* start *

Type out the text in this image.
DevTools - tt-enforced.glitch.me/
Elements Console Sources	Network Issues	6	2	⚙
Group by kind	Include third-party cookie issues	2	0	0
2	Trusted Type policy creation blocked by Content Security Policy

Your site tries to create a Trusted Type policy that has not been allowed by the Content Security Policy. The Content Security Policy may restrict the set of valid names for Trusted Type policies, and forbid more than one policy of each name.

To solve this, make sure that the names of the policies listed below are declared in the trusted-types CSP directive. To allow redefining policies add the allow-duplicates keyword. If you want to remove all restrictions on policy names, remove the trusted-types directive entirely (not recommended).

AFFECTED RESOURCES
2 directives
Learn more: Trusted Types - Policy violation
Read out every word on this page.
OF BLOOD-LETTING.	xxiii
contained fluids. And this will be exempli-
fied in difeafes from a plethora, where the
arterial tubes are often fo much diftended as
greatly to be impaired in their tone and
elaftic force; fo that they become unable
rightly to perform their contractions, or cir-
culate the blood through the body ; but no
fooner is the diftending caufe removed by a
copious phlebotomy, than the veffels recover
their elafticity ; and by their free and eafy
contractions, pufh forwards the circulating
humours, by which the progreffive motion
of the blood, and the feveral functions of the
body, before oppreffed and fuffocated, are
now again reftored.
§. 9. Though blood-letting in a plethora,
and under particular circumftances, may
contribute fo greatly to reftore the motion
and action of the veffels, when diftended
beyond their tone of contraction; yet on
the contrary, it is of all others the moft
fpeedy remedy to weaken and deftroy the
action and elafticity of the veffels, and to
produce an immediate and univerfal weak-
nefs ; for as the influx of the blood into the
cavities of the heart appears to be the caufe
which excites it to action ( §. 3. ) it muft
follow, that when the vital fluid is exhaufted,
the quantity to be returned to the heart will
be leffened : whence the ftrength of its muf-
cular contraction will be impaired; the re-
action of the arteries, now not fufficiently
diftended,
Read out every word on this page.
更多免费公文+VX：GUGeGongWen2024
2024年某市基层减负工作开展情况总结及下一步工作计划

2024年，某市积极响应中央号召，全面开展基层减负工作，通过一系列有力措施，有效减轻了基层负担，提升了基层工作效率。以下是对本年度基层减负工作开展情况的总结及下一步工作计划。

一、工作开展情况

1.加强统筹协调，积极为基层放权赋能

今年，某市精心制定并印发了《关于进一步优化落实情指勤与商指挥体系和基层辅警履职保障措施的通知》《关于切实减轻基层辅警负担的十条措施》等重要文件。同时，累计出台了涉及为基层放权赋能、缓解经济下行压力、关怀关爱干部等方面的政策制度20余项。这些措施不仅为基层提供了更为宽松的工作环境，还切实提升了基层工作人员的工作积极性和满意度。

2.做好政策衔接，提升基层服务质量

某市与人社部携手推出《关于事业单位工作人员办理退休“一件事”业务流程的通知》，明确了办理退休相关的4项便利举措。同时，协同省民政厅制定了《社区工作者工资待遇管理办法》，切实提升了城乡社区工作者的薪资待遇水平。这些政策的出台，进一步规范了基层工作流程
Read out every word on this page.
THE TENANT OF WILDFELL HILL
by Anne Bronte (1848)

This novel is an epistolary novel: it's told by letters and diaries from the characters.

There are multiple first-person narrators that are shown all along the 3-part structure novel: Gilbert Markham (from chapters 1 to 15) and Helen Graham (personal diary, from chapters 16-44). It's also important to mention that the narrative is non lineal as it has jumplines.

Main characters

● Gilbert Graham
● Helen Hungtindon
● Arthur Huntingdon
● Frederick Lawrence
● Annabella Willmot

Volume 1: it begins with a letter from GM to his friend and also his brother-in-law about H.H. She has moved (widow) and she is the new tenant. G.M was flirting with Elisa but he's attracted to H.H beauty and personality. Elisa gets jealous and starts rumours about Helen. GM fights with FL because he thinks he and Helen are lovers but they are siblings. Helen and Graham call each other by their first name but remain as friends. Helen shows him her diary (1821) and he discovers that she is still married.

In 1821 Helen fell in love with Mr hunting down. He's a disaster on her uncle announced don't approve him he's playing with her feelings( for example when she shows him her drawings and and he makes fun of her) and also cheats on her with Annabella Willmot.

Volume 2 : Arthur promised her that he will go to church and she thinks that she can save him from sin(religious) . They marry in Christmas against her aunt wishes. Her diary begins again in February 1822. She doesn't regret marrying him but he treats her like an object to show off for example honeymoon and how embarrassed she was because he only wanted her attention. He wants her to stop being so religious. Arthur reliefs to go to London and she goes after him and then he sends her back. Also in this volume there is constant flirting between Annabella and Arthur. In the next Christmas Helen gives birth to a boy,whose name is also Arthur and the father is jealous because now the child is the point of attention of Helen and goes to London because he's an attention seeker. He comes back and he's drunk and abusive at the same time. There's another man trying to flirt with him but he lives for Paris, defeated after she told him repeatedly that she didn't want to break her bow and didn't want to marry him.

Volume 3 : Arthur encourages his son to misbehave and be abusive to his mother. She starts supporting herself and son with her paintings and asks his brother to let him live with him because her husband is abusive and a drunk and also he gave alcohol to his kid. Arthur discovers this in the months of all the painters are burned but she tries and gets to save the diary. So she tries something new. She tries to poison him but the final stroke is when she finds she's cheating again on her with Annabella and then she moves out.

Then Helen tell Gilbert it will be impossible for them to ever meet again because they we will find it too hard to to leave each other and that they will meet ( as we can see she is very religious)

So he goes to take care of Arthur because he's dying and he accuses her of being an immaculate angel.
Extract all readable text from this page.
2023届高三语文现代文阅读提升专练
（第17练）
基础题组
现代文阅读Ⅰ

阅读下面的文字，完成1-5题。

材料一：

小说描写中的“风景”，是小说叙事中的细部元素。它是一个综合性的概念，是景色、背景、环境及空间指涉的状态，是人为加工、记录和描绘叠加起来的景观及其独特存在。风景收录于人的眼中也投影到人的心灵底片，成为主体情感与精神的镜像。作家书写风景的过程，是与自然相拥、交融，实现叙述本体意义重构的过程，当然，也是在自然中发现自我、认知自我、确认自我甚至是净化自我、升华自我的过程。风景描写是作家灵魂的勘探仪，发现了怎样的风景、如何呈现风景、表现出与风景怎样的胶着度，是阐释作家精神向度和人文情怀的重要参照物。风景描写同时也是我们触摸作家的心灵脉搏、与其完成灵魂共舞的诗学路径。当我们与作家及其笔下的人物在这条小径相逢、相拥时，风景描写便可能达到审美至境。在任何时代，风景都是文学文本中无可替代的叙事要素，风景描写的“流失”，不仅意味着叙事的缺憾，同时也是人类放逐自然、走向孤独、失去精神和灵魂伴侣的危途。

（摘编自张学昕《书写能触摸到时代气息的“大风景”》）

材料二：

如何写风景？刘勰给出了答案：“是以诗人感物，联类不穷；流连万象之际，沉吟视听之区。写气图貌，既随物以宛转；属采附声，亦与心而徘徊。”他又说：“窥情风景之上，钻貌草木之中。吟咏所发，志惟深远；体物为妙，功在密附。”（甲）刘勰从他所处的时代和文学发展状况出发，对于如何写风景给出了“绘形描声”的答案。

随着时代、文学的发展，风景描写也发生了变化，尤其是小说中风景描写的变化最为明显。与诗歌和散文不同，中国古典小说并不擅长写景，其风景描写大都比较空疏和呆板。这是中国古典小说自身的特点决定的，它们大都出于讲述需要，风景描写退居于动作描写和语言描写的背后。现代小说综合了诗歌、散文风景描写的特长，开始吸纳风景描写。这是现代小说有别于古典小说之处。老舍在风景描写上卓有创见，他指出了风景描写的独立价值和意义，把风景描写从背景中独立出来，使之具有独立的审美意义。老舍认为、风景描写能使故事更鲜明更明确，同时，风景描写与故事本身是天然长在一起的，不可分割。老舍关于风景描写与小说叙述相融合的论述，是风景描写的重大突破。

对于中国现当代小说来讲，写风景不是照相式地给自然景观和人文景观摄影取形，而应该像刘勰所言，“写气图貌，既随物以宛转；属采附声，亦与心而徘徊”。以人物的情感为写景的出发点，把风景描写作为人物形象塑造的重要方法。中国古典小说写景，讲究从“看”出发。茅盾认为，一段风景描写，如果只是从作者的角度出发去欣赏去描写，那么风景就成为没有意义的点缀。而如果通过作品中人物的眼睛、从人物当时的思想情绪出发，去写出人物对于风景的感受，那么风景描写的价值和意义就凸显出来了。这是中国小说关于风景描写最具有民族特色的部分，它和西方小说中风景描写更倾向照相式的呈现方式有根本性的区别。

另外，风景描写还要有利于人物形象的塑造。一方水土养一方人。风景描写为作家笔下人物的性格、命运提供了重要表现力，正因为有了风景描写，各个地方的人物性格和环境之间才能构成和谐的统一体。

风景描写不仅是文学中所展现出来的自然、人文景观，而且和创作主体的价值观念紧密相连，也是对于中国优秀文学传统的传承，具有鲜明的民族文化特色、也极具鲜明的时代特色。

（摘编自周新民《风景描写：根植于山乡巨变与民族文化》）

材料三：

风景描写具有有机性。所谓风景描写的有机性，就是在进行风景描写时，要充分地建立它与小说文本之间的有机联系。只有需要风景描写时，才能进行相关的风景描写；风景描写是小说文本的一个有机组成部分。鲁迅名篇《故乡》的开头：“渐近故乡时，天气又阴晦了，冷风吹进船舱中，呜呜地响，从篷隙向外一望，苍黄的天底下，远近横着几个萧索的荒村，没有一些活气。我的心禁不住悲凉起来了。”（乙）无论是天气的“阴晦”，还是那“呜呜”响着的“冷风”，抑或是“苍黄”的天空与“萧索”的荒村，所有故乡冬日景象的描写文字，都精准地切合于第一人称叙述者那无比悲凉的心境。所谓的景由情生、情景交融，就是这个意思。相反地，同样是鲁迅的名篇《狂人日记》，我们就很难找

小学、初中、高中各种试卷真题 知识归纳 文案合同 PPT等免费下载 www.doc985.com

* end *

◆ PROBLEM:
Write out exactly the lines of the entries above that run from the line containing "Extract all readable text from this page." through the last line, including both.

◆ ANSWER:
Extract all readable text from this page.
2023届高三语文现代文阅读提升专练
（第17练）
基础题组
现代文阅读Ⅰ

阅读下面的文字，完成1-5题。

材料一：

小说描写中的“风景”，是小说叙事中的细部元素。它是一个综合性的概念，是景色、背景、环境及空间指涉的状态，是人为加工、记录和描绘叠加起来的景观及其独特存在。风景收录于人的眼中也投影到人的心灵底片，成为主体情感与精神的镜像。作家书写风景的过程，是与自然相拥、交融，实现叙述本体意义重构的过程，当然，也是在自然中发现自我、认知自我、确认自我甚至是净化自我、升华自我的过程。风景描写是作家灵魂的勘探仪，发现了怎样的风景、如何呈现风景、表现出与风景怎样的胶着度，是阐释作家精神向度和人文情怀的重要参照物。风景描写同时也是我们触摸作家的心灵脉搏、与其完成灵魂共舞的诗学路径。当我们与作家及其笔下的人物在这条小径相逢、相拥时，风景描写便可能达到审美至境。在任何时代，风景都是文学文本中无可替代的叙事要素，风景描写的“流失”，不仅意味着叙事的缺憾，同时也是人类放逐自然、走向孤独、失去精神和灵魂伴侣的危途。

（摘编自张学昕《书写能触摸到时代气息的“大风景”》）

材料二：

如何写风景？刘勰给出了答案：“是以诗人感物，联类不穷；流连万象之际，沉吟视听之区。写气图貌，既随物以宛转；属采附声，亦与心而徘徊。”他又说：“窥情风景之上，钻貌草木之中。吟咏所发，志惟深远；体物为妙，功在密附。”（甲）刘勰从他所处的时代和文学发展状况出发，对于如何写风景给出了“绘形描声”的答案。

随着时代、文学的发展，风景描写也发生了变化，尤其是小说中风景描写的变化最为明显。与诗歌和散文不同，中国古典小说并不擅长写景，其风景描写大都比较空疏和呆板。这是中国古典小说自身的特点决定的，它们大都出于讲述需要，风景描写退居于动作描写和语言描写的背后。现代小说综合了诗歌、散文风景描写的特长，开始吸纳风景描写。这是现代小说有别于古典小说之处。老舍在风景描写上卓有创见，他指出了风景描写的独立价值和意义，把风景描写从背景中独立出来，使之具有独立的审美意义。老舍认为、风景描写能使故事更鲜明更明确，同时，风景描写与故事本身是天然长在一起的，不可分割。老舍关于风景描写与小说叙述相融合的论述，是风景描写的重大突破。

对于中国现当代小说来讲，写风景不是照相式地给自然景观和人文景观摄影取形，而应该像刘勰所言，“写气图貌，既随物以宛转；属采附声，亦与心而徘徊”。以人物的情感为写景的出发点，把风景描写作为人物形象塑造的重要方法。中国古典小说写景，讲究从“看”出发。茅盾认为，一段风景描写，如果只是从作者的角度出发去欣赏去描写，那么风景就成为没有意义的点缀。而如果通过作品中人物的眼睛、从人物当时的思想情绪出发，去写出人物对于风景的感受，那么风景描写的价值和意义就凸显出来了。这是中国小说关于风景描写最具有民族特色的部分，它和西方小说中风景描写更倾向照相式的呈现方式有根本性的区别。

另外，风景描写还要有利于人物形象的塑造。一方水土养一方人。风景描写为作家笔下人物的性格、命运提供了重要表现力，正因为有了风景描写，各个地方的人物性格和环境之间才能构成和谐的统一体。

风景描写不仅是文学中所展现出来的自然、人文景观，而且和创作主体的价值观念紧密相连，也是对于中国优秀文学传统的传承，具有鲜明的民族文化特色、也极具鲜明的时代特色。

（摘编自周新民《风景描写：根植于山乡巨变与民族文化》）

材料三：

风景描写具有有机性。所谓风景描写的有机性，就是在进行风景描写时，要充分地建立它与小说文本之间的有机联系。只有需要风景描写时，才能进行相关的风景描写；风景描写是小说文本的一个有机组成部分。鲁迅名篇《故乡》的开头：“渐近故乡时，天气又阴晦了，冷风吹进船舱中，呜呜地响，从篷隙向外一望，苍黄的天底下，远近横着几个萧索的荒村，没有一些活气。我的心禁不住悲凉起来了。”（乙）无论是天气的“阴晦”，还是那“呜呜”响着的“冷风”，抑或是“苍黄”的天空与“萧索”的荒村，所有故乡冬日景象的描写文字，都精准地切合于第一人称叙述者那无比悲凉的心境。所谓的景由情生、情景交融，就是这个意思。相反地，同样是鲁迅的名篇《狂人日记》，我们就很难找

小学、初中、高中各种试卷真题 知识归纳 文案合同 PPT等免费下载 www.doc985.com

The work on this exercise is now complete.